* Begin *
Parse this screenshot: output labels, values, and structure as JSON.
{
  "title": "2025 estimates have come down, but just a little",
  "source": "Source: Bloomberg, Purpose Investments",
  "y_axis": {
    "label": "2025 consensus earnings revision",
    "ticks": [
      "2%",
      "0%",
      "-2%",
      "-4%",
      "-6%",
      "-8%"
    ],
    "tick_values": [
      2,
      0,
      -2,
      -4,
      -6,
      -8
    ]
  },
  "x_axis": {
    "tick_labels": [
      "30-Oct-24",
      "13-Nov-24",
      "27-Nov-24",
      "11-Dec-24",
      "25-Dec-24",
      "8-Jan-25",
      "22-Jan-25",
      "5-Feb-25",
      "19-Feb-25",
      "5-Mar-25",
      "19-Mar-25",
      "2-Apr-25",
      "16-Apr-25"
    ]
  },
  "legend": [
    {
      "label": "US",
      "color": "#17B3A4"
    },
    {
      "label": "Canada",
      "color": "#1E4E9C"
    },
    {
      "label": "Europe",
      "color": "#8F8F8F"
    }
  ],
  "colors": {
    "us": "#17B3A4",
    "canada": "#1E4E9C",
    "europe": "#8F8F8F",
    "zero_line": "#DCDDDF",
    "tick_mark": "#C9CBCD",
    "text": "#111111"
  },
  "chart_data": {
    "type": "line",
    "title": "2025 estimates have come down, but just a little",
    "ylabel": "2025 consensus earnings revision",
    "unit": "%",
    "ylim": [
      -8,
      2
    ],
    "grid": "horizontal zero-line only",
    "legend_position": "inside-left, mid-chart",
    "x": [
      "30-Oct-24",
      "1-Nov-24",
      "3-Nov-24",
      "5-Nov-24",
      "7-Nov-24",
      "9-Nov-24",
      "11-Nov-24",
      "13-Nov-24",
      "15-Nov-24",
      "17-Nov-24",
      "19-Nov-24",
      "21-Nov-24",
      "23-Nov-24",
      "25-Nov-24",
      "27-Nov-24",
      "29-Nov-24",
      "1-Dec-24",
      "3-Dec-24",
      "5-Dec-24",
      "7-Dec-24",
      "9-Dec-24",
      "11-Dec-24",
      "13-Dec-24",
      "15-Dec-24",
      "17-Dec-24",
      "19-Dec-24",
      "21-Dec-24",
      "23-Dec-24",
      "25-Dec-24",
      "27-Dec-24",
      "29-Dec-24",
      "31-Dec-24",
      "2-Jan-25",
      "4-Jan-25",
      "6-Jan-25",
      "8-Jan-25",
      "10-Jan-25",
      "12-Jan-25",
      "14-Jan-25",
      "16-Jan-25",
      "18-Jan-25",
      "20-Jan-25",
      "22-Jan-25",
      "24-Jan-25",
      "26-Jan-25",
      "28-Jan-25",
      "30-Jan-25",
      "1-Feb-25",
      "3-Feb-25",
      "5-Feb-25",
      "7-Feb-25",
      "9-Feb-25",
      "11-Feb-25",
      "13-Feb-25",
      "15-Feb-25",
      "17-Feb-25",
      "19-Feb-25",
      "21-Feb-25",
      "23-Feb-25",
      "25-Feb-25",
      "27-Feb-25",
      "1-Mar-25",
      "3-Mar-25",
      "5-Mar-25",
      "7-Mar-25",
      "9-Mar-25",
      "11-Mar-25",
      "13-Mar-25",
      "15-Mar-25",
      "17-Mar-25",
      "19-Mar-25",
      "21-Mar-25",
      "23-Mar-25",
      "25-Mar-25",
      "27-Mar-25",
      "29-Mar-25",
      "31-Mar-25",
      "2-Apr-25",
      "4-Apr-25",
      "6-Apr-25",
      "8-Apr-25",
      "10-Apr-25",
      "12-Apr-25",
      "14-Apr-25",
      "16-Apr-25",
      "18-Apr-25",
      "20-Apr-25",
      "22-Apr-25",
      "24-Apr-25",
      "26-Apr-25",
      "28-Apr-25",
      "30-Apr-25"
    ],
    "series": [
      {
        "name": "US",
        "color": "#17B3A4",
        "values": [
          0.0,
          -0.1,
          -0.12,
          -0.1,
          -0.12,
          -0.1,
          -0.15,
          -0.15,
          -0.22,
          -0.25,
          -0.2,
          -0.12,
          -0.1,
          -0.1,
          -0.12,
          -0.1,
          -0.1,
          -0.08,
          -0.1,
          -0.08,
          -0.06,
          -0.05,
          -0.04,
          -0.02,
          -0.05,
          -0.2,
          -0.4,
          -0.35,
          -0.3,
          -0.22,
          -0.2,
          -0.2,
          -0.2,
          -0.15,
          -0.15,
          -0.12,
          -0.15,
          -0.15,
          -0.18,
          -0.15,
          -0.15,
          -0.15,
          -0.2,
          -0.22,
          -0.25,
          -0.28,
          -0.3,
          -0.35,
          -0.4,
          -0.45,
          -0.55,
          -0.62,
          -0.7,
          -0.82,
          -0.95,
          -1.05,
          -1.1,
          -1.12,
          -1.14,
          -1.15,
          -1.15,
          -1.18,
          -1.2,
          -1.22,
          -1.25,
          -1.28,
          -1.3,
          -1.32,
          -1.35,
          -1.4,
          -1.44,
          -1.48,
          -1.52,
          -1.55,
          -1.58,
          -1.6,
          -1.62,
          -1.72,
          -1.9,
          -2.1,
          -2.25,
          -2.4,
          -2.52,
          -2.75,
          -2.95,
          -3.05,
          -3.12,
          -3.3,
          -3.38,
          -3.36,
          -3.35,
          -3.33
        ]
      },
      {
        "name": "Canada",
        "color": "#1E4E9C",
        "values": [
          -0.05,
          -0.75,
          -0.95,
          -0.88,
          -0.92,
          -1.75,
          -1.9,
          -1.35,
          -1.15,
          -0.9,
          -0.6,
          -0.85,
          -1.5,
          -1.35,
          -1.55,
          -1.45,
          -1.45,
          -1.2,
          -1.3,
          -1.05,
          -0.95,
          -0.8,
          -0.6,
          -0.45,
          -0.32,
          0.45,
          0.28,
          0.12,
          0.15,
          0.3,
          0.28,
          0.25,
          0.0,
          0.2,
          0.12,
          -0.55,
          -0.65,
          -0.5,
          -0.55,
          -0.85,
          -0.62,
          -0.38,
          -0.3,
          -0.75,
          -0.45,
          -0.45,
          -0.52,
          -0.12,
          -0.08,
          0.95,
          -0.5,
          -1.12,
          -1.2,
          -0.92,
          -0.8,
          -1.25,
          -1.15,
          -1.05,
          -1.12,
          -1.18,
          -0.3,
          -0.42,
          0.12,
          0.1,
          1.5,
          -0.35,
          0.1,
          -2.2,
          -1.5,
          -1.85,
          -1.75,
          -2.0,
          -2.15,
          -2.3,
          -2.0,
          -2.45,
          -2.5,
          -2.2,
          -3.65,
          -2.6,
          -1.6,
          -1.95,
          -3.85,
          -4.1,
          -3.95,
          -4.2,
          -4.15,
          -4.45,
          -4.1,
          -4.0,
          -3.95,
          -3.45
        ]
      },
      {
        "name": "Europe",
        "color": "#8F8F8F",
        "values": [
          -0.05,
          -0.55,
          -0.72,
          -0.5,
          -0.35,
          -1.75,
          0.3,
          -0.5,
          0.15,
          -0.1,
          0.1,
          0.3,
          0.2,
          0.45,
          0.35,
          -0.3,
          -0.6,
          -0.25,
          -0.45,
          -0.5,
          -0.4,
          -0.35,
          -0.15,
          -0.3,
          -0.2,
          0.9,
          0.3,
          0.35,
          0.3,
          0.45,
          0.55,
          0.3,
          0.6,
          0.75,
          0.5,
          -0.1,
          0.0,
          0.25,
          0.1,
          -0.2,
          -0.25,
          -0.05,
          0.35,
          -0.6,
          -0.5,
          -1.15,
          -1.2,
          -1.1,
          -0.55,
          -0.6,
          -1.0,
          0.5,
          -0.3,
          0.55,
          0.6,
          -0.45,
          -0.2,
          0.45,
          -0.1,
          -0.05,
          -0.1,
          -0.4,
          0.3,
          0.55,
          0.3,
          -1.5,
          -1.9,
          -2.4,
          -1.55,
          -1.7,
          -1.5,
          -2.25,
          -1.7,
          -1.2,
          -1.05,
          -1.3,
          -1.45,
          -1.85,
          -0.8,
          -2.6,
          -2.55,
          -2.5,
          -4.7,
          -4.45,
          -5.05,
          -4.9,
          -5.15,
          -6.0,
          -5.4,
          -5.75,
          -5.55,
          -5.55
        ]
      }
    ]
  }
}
* End *
*Stated goal*. Report how many lines include the word "little". Give nothing but the number.

*Written solution*. 2